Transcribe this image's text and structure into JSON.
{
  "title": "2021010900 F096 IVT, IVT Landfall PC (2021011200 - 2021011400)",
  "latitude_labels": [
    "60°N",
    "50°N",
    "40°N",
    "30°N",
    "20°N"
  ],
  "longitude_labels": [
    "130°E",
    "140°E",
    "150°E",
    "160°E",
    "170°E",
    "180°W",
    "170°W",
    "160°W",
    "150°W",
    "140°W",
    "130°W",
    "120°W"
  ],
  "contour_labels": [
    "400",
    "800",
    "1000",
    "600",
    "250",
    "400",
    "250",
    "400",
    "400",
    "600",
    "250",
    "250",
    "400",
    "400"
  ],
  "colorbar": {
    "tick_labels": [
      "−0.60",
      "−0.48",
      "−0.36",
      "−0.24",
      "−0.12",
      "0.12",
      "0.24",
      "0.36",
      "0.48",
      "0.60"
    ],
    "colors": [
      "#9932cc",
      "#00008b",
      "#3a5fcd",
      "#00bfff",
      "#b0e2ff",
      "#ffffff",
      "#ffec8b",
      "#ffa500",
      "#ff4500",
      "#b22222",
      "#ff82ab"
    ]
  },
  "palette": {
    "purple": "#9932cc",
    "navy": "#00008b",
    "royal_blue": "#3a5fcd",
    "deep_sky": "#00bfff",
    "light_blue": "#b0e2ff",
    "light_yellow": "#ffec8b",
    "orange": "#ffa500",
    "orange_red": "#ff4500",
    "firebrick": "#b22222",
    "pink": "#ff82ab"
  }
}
====
■ Given instruction:
Each line in the material above must be retyped without alteration.

■ Answer to this exercise:
Transcribe this image's text and structure into JSON.
{
  "title": "2021010900 F096 IVT, IVT Landfall PC (2021011200 - 2021011400)",
  "latitude_labels": [
    "60°N",
    "50°N",
    "40°N",
    "30°N",
    "20°N"
  ],
  "longitude_labels": [
    "130°E",
    "140°E",
    "150°E",
    "160°E",
    "170°E",
    "180°W",
    "170°W",
    "160°W",
    "150°W",
    "140°W",
    "130°W",
    "120°W"
  ],
  "contour_labels": [
    "400",
    "800",
    "1000",
    "600",
    "250",
    "400",
    "250",
    "400",
    "400",
    "600",
    "250",
    "250",
    "400",
    "400"
  ],
  "colorbar": {
    "tick_labels": [
      "−0.60",
      "−0.48",
      "−0.36",
      "−0.24",
      "−0.12",
      "0.12",
      "0.24",
      "0.36",
      "0.48",
      "0.60"
    ],
    "colors": [
      "#9932cc",
      "#00008b",
      "#3a5fcd",
      "#00bfff",
      "#b0e2ff",
      "#ffffff",
      "#ffec8b",
      "#ffa500",
      "#ff4500",
      "#b22222",
      "#ff82ab"
    ]
  },
  "palette": {
    "purple": "#9932cc",
    "navy": "#00008b",
    "royal_blue": "#3a5fcd",
    "deep_sky": "#00bfff",
    "light_blue": "#b0e2ff",
    "light_yellow": "#ffec8b",
    "orange": "#ffa500",
    "orange_red": "#ff4500",
    "firebrick": "#b22222",
    "pink": "#ff82ab"
  }
}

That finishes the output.